-- Start of Records to process --
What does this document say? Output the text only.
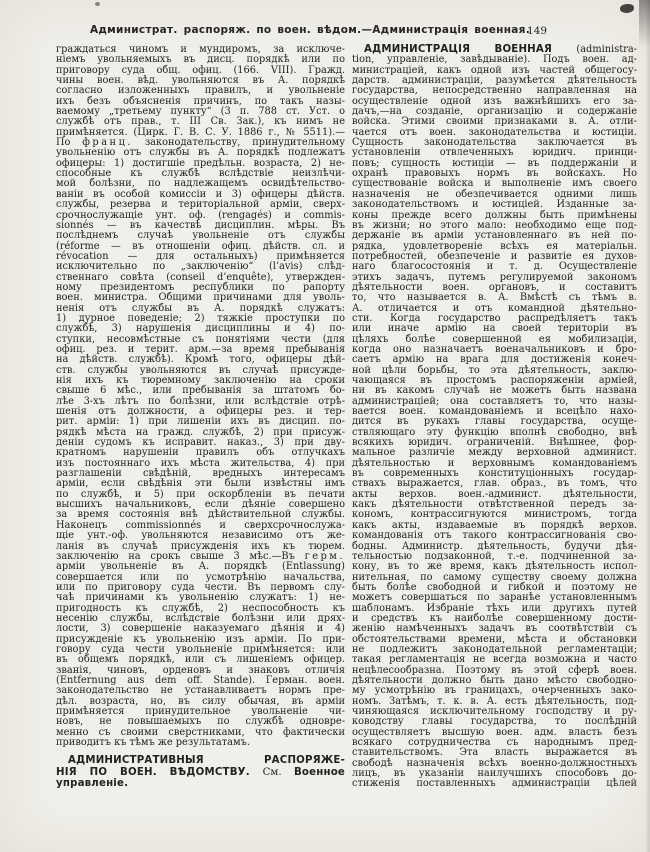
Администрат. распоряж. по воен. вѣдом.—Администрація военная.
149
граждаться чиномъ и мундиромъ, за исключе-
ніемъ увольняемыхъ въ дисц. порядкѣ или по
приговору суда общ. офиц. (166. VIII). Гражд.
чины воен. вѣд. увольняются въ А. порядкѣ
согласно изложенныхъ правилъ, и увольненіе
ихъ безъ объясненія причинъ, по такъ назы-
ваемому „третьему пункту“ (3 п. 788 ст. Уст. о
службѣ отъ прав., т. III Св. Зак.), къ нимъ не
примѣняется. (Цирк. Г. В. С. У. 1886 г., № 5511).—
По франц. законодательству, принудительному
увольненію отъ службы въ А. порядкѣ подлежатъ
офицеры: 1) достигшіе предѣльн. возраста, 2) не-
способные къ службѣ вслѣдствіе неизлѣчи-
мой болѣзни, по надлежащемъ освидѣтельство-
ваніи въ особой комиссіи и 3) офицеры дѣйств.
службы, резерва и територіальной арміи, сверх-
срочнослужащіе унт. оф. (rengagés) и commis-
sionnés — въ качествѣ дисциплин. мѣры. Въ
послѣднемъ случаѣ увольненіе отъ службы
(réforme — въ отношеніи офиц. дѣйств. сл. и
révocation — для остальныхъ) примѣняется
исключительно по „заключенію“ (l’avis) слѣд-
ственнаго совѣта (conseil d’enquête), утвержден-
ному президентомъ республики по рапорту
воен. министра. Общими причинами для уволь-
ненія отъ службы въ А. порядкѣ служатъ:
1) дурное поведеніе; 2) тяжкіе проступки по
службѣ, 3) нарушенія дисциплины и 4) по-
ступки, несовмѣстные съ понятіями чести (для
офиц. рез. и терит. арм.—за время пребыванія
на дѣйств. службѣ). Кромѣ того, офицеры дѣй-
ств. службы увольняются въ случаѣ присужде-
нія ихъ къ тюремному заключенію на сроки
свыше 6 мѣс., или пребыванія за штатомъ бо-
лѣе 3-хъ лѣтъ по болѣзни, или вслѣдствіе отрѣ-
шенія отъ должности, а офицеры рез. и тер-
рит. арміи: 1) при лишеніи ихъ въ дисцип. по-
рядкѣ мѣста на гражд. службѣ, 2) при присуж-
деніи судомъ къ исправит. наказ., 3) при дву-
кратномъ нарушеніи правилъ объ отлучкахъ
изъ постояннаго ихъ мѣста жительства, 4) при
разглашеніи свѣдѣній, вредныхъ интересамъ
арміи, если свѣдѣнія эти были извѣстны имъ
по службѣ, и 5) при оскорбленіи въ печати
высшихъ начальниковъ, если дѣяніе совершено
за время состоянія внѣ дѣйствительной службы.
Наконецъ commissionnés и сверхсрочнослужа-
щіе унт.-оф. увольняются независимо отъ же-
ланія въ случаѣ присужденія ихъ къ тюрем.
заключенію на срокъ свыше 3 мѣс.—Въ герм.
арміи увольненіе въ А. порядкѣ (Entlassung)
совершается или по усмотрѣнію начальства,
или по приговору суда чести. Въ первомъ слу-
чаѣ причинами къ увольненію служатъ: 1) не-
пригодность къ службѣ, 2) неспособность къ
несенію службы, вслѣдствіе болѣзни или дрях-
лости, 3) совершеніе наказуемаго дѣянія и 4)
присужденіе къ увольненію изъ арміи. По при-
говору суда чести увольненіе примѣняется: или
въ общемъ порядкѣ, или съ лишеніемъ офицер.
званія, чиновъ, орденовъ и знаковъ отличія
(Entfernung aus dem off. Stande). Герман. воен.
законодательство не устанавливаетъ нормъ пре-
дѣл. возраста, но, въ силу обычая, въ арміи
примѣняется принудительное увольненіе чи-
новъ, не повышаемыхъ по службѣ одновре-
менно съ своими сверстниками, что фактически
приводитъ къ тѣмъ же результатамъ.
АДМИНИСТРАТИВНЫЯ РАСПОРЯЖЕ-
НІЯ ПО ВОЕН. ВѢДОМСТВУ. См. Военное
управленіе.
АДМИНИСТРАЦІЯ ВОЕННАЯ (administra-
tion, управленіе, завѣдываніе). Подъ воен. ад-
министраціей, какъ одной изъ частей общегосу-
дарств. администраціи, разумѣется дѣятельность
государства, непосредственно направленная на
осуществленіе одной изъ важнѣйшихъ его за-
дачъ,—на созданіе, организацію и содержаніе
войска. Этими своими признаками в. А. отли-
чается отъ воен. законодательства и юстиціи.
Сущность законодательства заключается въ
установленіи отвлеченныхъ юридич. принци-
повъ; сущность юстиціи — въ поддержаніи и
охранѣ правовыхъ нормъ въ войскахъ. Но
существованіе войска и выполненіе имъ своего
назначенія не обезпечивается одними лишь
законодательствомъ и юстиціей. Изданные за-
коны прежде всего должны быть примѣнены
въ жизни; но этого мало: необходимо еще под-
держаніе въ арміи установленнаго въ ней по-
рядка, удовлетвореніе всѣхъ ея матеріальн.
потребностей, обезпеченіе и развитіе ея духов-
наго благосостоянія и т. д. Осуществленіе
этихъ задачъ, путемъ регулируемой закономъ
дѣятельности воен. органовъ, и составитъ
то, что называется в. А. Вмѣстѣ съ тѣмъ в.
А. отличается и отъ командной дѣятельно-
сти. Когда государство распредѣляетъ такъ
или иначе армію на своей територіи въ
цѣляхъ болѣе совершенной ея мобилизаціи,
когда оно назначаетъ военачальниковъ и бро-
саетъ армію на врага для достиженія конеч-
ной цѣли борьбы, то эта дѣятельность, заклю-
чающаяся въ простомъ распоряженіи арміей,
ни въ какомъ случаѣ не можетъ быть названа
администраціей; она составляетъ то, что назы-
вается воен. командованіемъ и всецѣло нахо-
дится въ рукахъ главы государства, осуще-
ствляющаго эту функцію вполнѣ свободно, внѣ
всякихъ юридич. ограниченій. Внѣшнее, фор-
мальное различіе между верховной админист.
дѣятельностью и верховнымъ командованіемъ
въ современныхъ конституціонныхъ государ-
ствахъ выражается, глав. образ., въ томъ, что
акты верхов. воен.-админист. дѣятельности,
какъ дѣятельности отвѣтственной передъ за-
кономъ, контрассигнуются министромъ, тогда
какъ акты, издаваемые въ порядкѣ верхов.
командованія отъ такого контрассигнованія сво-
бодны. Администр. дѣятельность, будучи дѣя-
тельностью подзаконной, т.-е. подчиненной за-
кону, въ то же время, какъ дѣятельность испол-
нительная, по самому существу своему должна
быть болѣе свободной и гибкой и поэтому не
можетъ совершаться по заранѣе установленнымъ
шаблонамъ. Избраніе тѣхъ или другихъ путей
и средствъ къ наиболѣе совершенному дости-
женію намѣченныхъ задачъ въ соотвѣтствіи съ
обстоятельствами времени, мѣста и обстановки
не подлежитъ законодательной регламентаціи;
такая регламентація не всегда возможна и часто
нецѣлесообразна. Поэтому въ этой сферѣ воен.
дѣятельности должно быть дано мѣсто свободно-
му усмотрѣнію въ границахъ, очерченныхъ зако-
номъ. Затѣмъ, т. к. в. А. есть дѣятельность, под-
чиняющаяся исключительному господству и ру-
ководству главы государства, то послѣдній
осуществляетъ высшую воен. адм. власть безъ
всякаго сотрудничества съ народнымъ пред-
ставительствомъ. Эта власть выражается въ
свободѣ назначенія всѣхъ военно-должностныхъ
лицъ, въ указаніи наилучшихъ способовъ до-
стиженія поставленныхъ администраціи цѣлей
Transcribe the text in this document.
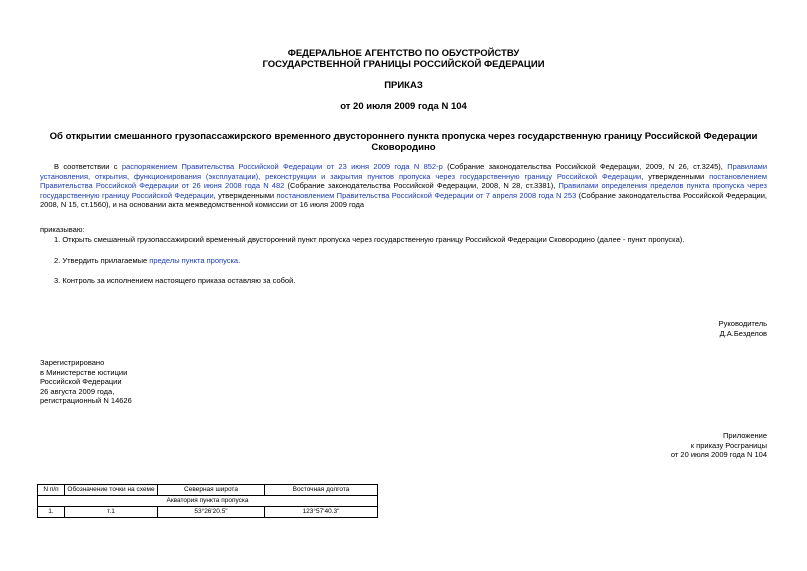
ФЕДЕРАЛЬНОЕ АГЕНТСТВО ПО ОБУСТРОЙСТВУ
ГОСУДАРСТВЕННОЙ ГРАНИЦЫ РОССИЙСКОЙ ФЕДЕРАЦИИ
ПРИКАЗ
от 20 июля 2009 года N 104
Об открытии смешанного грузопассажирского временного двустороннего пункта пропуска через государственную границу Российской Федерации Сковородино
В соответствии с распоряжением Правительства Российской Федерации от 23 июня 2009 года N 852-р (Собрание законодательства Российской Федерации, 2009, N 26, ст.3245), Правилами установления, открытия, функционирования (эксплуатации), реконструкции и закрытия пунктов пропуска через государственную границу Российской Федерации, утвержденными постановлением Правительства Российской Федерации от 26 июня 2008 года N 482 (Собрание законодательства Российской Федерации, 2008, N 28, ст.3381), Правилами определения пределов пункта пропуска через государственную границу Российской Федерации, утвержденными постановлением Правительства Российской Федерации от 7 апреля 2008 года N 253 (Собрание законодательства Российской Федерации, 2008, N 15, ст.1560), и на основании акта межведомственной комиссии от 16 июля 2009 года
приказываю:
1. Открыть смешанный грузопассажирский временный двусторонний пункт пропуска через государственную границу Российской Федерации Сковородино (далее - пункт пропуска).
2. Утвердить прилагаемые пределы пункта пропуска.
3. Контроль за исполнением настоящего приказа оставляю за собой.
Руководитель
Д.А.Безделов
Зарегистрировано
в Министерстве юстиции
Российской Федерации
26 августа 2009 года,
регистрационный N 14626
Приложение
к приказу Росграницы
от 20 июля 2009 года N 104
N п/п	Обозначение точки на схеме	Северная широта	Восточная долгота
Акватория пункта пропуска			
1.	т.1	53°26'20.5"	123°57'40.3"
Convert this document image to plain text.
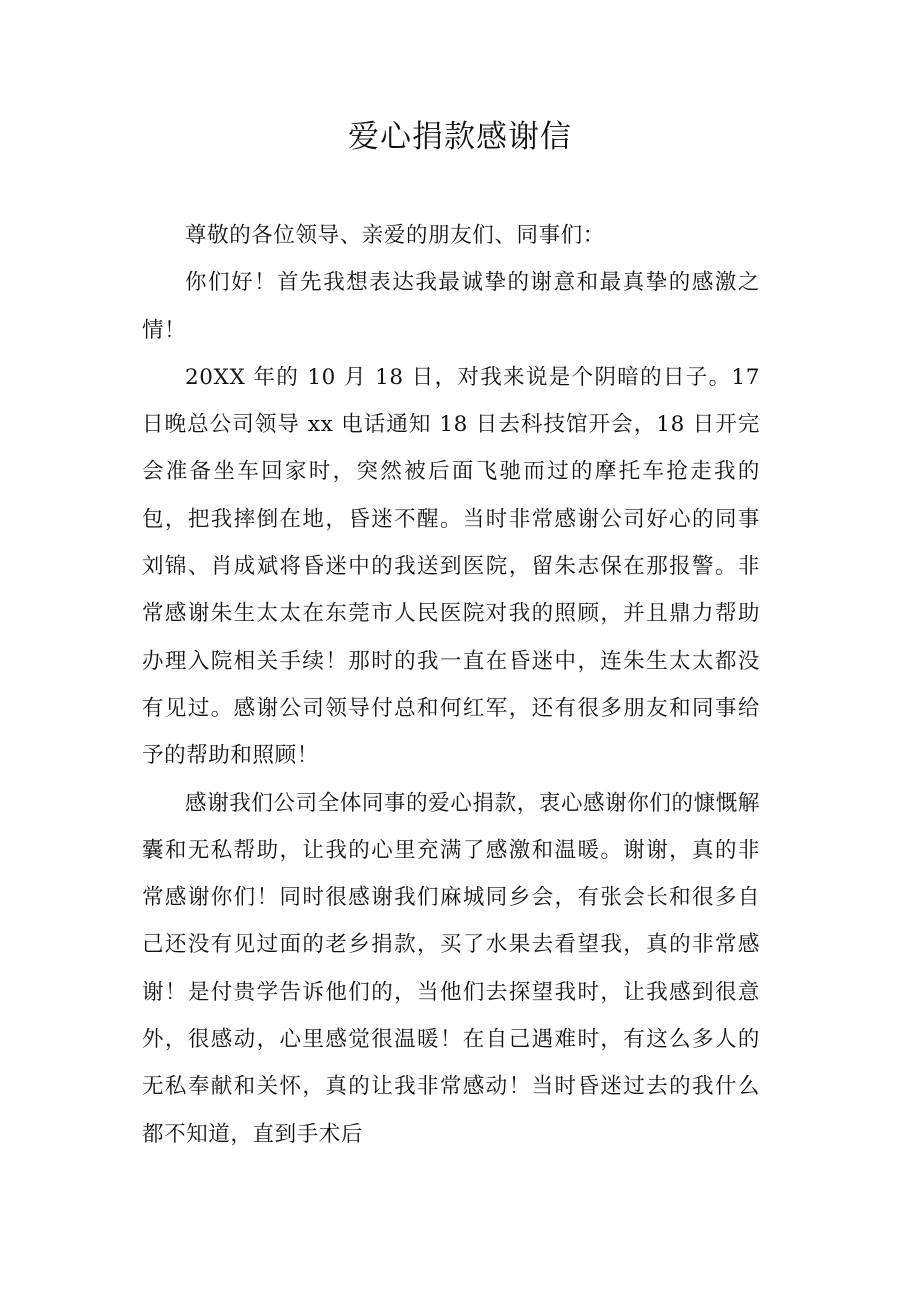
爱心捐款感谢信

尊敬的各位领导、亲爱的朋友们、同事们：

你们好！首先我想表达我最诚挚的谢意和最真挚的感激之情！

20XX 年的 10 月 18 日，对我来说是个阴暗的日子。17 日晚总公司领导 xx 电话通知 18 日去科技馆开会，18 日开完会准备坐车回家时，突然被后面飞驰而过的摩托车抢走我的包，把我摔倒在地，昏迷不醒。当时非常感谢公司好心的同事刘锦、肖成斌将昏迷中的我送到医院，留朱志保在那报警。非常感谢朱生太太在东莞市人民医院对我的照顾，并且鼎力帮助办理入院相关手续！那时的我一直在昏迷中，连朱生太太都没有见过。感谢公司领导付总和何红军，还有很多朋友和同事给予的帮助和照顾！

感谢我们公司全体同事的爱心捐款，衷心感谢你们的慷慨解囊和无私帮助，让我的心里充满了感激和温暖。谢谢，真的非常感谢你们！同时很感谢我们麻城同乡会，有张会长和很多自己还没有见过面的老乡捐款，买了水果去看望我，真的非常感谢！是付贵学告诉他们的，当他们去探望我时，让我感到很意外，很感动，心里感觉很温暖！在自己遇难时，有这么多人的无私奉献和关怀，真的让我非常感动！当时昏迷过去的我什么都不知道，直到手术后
-- End of Records to process --
• **Task goal**
Give again exactly the lines from the one holding "Convert this document image to plain text." to the final line of the records, both ends included; any pictures stay out.

• **Answer for the task**
Convert this document image to plain text.
爱心捐款感谢信

尊敬的各位领导、亲爱的朋友们、同事们：

你们好！首先我想表达我最诚挚的谢意和最真挚的感激之情！

20XX 年的 10 月 18 日，对我来说是个阴暗的日子。17 日晚总公司领导 xx 电话通知 18 日去科技馆开会，18 日开完会准备坐车回家时，突然被后面飞驰而过的摩托车抢走我的包，把我摔倒在地，昏迷不醒。当时非常感谢公司好心的同事刘锦、肖成斌将昏迷中的我送到医院，留朱志保在那报警。非常感谢朱生太太在东莞市人民医院对我的照顾，并且鼎力帮助办理入院相关手续！那时的我一直在昏迷中，连朱生太太都没有见过。感谢公司领导付总和何红军，还有很多朋友和同事给予的帮助和照顾！

感谢我们公司全体同事的爱心捐款，衷心感谢你们的慷慨解囊和无私帮助，让我的心里充满了感激和温暖。谢谢，真的非常感谢你们！同时很感谢我们麻城同乡会，有张会长和很多自己还没有见过面的老乡捐款，买了水果去看望我，真的非常感谢！是付贵学告诉他们的，当他们去探望我时，让我感到很意外，很感动，心里感觉很温暖！在自己遇难时，有这么多人的无私奉献和关怀，真的让我非常感动！当时昏迷过去的我什么都不知道，直到手术后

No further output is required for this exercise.